Incidentally, thanks to the way we're using educational debt as both a handy source of recurring income and a way of enslaving the potentially better paid its impossible for us to produce STEM graduates that are prepared to learn (unless they belong in the minority of truly self-motivated -- but then there's always been that cadre). They just can't afford to. The moment they've got that piece of paper they've got to be making those payments because interest is always accruing and this particular debt can't be wiped by bankruptcy -- its literally for life.
When a chip is designed in the US but fabricated elsewhere, how hard is it to verify (by inspecting a random sample) that the samples match the design?
If this is done, and the malicious fabricator expects it to be done, how hard/costly is it to manufacture a small number of trojan horses and hide them in a large batch?
This approach obviously makes it less likely that a bad chip will be used in a sensitive system. To what extent does that make the technique effectively useless?
What sort of chip (CPU, GPU, other) is the best target for attack?
"When a chip is designed in the US but fabricated elsewhere, how hard is it to verify (by inspecting a random sample) that the samples match the design?"
Not possible. What you *can* verify that it does what the documentation says, but you *can't* verify what else it can do.
Adding 'additional functionality' would be more or less impossible to notice without reverse engineering whole chip. One by one.

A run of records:
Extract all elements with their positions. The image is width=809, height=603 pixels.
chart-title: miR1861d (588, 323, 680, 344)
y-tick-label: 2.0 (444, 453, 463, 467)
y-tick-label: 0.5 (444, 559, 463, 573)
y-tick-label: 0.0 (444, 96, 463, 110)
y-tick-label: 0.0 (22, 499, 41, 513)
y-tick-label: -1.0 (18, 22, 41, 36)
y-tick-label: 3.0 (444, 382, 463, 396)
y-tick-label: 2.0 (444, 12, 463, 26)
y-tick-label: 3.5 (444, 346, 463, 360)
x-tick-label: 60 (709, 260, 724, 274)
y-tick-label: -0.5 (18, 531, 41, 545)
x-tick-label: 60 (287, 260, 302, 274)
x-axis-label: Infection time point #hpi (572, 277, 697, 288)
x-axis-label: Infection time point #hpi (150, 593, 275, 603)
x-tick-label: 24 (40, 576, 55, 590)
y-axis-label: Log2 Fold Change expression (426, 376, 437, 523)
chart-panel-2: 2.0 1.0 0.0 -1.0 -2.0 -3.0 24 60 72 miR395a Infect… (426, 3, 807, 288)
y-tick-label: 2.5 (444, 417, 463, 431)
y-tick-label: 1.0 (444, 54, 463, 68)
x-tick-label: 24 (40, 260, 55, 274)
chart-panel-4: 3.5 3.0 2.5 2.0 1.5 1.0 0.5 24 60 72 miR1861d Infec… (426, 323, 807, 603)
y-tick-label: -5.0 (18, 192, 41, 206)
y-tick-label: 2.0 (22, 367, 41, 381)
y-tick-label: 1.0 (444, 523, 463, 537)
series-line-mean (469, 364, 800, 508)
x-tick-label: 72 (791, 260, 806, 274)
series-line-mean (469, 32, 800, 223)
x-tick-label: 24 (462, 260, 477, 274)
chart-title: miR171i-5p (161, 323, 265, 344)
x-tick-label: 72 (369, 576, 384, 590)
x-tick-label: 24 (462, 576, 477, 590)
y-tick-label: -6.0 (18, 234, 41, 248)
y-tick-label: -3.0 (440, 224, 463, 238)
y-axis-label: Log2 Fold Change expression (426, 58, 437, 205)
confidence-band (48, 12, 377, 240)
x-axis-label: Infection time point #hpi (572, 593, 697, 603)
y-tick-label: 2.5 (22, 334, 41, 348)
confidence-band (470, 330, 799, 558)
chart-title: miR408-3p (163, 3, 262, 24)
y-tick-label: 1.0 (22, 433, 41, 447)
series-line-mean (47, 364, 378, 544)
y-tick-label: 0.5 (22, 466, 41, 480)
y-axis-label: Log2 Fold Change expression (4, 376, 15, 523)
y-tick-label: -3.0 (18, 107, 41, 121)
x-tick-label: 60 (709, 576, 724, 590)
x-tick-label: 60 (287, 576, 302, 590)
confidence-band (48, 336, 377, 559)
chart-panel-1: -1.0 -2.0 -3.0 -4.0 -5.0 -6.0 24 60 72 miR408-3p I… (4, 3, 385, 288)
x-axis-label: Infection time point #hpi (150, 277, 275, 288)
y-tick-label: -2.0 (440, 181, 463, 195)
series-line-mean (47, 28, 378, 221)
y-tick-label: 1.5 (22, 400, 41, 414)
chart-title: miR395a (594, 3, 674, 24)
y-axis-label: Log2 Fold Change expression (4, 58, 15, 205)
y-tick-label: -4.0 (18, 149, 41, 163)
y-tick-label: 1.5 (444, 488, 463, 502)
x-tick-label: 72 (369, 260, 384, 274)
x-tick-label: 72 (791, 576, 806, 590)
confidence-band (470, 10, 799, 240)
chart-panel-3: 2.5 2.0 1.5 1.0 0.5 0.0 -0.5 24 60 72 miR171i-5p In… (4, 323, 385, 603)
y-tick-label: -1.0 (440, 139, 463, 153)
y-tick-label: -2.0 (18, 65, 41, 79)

Exercise description: Print the section of the passage starting with "If this is done, and" and going on through "else it can do.", word for word. The records have no connection to the passage.

Complete response:
If this is done, and the malicious fabricator expects it to be done, how hard/costly is it to manufacture a small number of trojan horses and hide them in a large batch?
This approach obviously makes it less likely that a bad chip will be used in a sensitive system. To what extent does that make the technique effectively useless?
What sort of chip (CPU, GPU, other) is the best target for attack?
"When a chip is designed in the US but fabricated elsewhere, how hard is it to verify (by inspecting a random sample) that the samples match the design?"
Not possible. What you *can* verify that it does what the documentation says, but you *can't* verify what else it can do.